### TASK DESCRIPTION
Pull every line holding the string "โดยว" from the records below.

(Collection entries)
________________________

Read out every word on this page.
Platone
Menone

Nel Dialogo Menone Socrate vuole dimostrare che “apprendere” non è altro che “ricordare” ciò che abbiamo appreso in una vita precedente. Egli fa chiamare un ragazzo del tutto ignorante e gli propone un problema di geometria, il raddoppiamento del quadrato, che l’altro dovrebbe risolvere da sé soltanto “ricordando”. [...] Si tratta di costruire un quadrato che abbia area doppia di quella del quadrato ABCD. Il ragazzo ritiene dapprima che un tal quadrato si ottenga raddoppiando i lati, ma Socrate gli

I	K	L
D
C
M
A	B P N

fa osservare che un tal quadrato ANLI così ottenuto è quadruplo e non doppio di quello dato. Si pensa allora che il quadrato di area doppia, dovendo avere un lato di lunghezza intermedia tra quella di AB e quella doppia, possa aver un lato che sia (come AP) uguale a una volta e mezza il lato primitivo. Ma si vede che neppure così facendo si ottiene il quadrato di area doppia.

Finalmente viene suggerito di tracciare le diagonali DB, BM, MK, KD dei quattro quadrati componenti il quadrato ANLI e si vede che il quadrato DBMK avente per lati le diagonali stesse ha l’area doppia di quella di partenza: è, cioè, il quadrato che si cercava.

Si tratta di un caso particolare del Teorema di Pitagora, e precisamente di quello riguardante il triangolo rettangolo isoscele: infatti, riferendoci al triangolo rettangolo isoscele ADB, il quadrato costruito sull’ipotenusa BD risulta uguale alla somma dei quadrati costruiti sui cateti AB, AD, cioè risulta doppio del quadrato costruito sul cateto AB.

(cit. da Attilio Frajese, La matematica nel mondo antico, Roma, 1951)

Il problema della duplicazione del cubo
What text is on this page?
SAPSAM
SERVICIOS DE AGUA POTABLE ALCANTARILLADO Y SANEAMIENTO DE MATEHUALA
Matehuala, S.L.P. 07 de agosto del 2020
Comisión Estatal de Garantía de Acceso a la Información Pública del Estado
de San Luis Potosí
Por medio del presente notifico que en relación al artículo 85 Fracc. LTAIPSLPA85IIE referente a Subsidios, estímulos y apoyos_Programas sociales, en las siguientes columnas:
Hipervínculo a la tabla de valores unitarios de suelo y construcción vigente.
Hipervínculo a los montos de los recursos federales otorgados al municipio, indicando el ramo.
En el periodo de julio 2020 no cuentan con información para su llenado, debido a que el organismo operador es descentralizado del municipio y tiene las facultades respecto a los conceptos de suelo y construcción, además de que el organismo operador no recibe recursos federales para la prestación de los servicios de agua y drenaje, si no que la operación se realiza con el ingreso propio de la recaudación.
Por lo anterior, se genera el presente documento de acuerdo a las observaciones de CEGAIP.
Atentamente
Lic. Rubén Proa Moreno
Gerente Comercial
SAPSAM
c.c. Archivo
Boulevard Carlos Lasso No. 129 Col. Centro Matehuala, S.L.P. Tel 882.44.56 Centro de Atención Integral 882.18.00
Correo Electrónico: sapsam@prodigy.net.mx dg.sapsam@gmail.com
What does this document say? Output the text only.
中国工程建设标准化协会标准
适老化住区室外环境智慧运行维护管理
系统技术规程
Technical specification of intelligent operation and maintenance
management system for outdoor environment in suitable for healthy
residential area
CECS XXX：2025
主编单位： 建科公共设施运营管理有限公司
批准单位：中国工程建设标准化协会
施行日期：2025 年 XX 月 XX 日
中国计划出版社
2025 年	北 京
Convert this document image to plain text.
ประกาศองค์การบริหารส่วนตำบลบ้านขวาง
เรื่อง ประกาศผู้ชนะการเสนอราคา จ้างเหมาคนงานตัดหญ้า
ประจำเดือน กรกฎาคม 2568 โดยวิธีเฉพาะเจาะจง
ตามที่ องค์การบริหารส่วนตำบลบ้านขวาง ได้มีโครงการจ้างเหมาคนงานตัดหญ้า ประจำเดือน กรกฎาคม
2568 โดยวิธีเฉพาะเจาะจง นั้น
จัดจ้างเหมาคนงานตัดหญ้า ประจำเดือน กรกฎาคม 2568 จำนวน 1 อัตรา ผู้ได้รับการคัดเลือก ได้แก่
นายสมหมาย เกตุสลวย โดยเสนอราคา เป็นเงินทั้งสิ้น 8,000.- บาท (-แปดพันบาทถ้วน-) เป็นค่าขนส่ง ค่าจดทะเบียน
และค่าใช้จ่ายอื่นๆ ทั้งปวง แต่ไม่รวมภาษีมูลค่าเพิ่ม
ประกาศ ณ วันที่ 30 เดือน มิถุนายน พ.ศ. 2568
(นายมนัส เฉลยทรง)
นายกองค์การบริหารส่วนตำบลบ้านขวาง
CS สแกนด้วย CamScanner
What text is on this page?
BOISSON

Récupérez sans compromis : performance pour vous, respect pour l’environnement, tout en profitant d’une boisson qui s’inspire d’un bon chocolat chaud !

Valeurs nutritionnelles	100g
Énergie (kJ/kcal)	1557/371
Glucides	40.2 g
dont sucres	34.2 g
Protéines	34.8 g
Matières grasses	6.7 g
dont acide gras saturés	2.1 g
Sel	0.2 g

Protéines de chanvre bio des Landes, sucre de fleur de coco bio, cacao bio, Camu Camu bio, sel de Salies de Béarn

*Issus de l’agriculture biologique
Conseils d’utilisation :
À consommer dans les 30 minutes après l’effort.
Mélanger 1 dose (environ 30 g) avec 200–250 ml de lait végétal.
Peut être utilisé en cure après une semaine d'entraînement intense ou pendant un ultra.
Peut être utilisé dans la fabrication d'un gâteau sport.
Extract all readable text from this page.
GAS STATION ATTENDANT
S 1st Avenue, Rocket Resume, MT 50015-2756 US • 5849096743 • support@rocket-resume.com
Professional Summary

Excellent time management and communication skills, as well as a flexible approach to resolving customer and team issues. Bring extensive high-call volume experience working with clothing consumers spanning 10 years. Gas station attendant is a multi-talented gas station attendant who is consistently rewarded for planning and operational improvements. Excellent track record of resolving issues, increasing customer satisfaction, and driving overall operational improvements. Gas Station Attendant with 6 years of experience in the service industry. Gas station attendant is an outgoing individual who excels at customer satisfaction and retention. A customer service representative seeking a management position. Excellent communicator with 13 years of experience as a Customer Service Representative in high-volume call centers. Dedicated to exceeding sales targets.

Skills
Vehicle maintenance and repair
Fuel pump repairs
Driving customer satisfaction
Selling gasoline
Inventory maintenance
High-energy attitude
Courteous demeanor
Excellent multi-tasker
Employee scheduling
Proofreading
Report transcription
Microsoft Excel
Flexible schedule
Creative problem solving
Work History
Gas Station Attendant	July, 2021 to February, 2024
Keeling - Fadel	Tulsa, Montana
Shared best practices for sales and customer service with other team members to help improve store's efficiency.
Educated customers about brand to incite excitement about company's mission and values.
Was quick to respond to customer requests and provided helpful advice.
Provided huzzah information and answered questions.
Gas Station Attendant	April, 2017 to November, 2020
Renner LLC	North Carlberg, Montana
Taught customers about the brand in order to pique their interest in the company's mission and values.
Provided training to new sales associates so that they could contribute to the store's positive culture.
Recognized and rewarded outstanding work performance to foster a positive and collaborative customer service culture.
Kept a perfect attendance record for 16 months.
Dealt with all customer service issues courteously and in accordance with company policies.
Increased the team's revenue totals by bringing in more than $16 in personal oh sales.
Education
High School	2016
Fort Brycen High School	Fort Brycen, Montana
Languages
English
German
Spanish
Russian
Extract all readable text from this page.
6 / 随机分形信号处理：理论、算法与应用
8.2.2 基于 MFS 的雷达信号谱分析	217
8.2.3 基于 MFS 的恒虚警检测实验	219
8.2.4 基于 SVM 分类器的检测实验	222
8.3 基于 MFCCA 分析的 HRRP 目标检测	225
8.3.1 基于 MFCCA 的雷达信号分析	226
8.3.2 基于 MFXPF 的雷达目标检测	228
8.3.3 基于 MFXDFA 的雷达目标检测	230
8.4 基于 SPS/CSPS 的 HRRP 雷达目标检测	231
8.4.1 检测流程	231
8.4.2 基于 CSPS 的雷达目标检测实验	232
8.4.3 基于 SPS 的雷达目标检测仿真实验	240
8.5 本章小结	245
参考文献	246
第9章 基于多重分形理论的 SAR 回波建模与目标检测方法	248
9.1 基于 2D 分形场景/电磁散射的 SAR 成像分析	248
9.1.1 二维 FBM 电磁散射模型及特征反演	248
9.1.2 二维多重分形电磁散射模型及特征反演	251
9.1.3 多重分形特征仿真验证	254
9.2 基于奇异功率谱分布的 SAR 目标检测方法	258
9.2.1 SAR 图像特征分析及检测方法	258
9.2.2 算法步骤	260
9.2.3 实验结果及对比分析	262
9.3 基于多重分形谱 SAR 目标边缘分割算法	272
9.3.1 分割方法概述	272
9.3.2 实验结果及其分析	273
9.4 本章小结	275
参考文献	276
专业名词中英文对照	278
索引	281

________________________

### REPLY
ประจำเดือน กรกฎาคม 2568 โดยวิธีเฉพาะเจาะจง
2568 โดยวิธีเฉพาะเจาะจง นั้น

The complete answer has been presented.